§ EXCERPT
At my old job, where I worked for 5 years, I was given the nickname of Bubbles. It was a name provided by two of my co-workers who had nicknames for everyone. I don’t necessarily condone what they were doing because some weren’t so nice, but I was happy that mine wasn’t too bad.
Why was I given the name Bubbles? Well, because they thought I was always happy. I guess that’s a good thing to be known for but I sometimes don’t think they thought it was a positive thing. I’ve always been pretty bubbly, but I think sometimes it makes people think I am too happy (which apparently some people don’t like really happy people).
I’m definitely not an overly happy person (not that I’m not happy), but I think I created the bubbliness (like my made up word?) to help cope with my diabetes. Nobody at my old job knew that I had diabetes or if they did, they definitely thought it was an invisible disease because they probably never saw me struggle with it. Back when I worked there (about 3 years ago), I still kept my diabetes a secret. I didn’t test my blood sugar all that much; I kept my blood sugar on the higher side so I wouldn’t get low at work. For the most part, I never needed to change an infusion set at work. I didn’t have my continuous glucose monitor yet, so I didn’t have a lot of beeps going off throughout the day. I would often be tired, probably a result of my high blood sugars, but these two ladies thought it was because I was going out the night before and was exhausted from drinking (I was in my mid 20’s then).
For the majority of my 20 years with diabetes, I basically kept silent about D. Even though I was pretty silent about my diabetes, I still dealt with a lot of issues over the years. I had an endocrinologist that would just yell at me every visit about my lack of testing, using bolus wizard, carb counting, etc. I had high blood sugars that made me tired. I had health complications that I think were a result of my higher blood sugars. My health complications in my 20’s included foot pain-plantar fasciitis, kidney infections, shoulder pain, etc. At the time, I didn’t realize that they were all from diabetes but as I’m learning more about diabetes from the online community, I’m beginning to think that a lot of my issues were diabetes related.
I put up a wall of happiness to deal with my diabetes. I think if I wasn’t so positive I would quickly let the depression take a hold of my life. It’s a hard balance sometimes to stay positive when dealing with a relentless disease like diabetes. For the most part, diabetes is an invisible disease and most people don’t know what it’s like to have to deal with all the emotions that come with it (guilt over a high blood sugar or guilt of over-treating a low, having to think about every single carb that goes in your mouth, poking yourself with needles multiple times per day, etc).
I guess my main point or word of advice to others is that if someone seems really happy or bubbly, don’t necessarily think that their life is easy. Everyone is dealing with something and it’s all a matter of how they handle it. What is that proverb? Don’t judge a man until you’ve walked a mile in his shoes? Some people aren’t as open as others when it comes to their pain but I guarantee you everyone has something in their life that they wish was different, better, easier, etc.
I’ll continue on trying to be bubbly. I get so mad/pissed/frustrated at diabetes (especially recently with my CGM) but then I think that I have a great life. I have an amazing husband who supports me, an adorable dog that loves me unconditionally, great friends and family, a roof over my head, and a job with insurance to help handle the big diabetes related bills. You can call me Bubbles if you would like, but I’m going to try to keep being that way because I am not going to give into the negativity. I’m going to control diabetes, not let diabetes control me.

§ THINGS TO DO
A – Answer these questions about the essay:
(i) How many years did the writer work at the old job?
(ii) For how many years has the writer had diabetes?
(iii) Which health complications from the writer's 20s does the essay list?
B – Output the passage of the essay from "I’ll continue on" up to and including "diabetes control me.".
The material that follows has no connection to the essay above.

(Document structure recognition material)
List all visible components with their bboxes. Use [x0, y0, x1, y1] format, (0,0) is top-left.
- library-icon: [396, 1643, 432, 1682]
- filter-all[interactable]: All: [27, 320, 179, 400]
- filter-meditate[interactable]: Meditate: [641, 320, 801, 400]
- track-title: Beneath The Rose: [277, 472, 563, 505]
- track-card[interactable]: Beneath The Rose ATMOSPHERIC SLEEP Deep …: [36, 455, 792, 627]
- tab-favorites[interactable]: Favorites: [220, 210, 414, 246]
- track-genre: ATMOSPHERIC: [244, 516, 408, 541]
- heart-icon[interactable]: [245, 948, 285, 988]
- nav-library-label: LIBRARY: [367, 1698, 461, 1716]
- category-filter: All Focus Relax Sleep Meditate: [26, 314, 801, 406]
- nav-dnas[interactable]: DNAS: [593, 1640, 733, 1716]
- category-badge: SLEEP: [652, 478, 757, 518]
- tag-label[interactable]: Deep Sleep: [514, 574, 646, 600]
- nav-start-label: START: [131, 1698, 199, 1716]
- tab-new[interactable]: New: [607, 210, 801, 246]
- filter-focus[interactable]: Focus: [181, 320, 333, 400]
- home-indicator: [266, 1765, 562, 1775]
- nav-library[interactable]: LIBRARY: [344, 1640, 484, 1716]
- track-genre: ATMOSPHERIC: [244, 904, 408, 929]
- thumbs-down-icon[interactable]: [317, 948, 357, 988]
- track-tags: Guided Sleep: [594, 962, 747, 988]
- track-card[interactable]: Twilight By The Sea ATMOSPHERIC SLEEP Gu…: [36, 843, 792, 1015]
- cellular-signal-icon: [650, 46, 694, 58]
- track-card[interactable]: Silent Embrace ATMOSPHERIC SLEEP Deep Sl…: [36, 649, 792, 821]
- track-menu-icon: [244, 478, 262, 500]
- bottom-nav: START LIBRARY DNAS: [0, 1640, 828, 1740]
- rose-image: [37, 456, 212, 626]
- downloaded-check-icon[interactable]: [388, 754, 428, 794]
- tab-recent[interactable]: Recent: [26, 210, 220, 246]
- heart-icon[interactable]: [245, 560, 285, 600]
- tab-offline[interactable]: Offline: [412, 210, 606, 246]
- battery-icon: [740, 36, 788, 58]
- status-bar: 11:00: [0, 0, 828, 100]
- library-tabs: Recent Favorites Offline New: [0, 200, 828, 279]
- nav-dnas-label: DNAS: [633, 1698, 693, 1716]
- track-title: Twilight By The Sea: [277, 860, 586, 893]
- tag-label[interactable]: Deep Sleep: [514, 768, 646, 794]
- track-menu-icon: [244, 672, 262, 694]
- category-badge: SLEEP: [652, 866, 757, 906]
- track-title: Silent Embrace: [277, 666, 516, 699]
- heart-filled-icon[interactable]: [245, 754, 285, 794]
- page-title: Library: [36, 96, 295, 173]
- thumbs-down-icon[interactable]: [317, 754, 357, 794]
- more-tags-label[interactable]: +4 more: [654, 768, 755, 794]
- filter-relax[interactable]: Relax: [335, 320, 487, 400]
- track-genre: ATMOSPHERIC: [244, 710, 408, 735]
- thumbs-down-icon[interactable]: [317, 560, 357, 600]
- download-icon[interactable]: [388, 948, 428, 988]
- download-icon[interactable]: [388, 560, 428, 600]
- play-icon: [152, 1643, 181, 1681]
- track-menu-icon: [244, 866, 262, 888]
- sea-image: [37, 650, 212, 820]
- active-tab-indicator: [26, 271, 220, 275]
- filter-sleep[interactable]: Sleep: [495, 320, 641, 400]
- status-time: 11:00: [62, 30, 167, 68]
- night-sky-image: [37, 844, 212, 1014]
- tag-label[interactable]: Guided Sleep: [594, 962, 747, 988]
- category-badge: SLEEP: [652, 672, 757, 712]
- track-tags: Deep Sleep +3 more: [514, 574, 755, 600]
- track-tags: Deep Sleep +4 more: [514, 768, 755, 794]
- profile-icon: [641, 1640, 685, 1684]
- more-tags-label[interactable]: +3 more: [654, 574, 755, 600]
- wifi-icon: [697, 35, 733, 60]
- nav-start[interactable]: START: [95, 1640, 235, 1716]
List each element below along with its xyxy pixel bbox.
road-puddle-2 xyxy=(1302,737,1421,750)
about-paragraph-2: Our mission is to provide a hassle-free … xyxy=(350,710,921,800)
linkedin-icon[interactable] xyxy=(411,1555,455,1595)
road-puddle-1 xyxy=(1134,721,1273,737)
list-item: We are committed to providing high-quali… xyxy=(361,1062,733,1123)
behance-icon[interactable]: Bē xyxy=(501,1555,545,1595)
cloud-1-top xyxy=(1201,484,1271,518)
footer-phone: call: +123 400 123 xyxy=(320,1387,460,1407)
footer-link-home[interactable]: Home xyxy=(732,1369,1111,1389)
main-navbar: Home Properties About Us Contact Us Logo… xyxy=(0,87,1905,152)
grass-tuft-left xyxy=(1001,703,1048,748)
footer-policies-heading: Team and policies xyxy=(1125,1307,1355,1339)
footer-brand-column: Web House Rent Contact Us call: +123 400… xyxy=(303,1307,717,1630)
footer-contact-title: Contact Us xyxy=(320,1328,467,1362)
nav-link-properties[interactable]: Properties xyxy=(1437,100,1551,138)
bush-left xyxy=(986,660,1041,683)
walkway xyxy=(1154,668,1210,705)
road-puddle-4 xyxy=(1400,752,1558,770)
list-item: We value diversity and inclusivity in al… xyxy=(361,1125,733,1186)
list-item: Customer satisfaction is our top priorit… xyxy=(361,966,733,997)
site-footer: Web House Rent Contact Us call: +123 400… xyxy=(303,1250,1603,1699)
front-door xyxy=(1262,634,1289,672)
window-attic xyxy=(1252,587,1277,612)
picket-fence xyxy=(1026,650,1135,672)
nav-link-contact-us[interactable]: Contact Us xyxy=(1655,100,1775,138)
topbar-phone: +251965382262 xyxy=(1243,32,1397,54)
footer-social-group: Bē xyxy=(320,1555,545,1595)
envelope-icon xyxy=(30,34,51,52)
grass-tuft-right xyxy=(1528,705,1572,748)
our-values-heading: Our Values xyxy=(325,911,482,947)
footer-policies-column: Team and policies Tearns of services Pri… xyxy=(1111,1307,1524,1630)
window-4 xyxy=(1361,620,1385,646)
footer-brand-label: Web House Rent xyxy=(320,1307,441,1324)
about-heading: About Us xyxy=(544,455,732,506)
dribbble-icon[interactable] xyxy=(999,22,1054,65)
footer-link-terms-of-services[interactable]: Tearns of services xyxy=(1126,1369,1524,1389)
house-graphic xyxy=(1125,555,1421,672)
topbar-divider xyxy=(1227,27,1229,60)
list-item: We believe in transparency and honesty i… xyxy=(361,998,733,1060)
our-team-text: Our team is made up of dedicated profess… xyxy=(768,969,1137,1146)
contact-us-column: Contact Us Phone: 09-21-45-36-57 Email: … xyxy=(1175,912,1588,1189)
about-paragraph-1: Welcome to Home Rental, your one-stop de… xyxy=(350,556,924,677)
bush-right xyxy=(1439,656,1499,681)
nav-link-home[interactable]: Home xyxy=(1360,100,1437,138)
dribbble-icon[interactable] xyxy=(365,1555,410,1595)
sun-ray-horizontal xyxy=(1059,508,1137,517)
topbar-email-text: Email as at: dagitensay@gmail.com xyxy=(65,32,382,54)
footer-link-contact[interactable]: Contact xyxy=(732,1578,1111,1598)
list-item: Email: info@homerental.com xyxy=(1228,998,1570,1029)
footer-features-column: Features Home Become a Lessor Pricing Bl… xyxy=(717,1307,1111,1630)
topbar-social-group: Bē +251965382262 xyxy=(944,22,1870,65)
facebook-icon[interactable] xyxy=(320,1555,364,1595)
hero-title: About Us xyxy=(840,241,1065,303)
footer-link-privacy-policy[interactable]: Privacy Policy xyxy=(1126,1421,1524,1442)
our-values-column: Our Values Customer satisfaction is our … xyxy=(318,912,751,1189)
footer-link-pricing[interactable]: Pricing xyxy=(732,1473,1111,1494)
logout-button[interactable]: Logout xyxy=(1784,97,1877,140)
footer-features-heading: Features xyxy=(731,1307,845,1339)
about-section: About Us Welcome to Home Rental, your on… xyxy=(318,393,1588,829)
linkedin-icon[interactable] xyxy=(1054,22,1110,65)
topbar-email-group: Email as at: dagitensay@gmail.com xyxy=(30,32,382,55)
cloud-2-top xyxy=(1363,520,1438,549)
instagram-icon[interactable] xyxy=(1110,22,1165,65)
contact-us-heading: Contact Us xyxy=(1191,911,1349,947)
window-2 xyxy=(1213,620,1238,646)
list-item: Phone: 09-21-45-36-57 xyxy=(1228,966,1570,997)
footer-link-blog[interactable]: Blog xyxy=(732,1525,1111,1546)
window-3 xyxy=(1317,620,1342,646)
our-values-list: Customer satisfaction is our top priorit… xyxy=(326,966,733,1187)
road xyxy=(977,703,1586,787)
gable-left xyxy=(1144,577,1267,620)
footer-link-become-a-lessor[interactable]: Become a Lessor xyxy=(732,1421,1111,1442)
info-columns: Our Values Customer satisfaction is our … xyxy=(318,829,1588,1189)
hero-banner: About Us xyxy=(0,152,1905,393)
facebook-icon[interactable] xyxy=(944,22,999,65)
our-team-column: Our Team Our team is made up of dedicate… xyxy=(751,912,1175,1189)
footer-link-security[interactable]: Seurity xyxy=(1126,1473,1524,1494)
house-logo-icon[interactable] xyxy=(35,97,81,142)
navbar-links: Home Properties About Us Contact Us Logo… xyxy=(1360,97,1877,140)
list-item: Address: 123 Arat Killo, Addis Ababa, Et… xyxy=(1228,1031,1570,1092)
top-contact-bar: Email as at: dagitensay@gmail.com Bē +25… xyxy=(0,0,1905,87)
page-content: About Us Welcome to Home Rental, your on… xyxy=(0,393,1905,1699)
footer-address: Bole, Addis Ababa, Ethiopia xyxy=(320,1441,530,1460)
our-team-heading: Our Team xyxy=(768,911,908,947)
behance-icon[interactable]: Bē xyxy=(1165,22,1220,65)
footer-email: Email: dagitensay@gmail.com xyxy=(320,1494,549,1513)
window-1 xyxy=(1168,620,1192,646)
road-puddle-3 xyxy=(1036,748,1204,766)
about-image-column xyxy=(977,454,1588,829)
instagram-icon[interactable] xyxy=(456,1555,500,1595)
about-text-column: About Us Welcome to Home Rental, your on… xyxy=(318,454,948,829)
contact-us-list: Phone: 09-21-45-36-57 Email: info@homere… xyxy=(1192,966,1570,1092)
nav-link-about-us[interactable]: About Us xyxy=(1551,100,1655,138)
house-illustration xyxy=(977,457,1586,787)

§ TASK ANSWERS
A –
(i) 5 years.
(ii) 20 years.
(iii) Foot pain-plantar fasciitis, kidney infections and shoulder pain.

B –
I’ll continue on trying to be bubbly. I get so mad/pissed/frustrated at diabetes (especially recently with my CGM) but then I think that I have a great life. I have an amazing husband who supports me, an adorable dog that loves me unconditionally, great friends and family, a roof over my head, and a job with insurance to help handle the big diabetes related bills. You can call me Bubbles if you would like, but I’m going to try to keep being that way because I am not going to give into the negativity. I’m going to control diabetes, not let diabetes control me.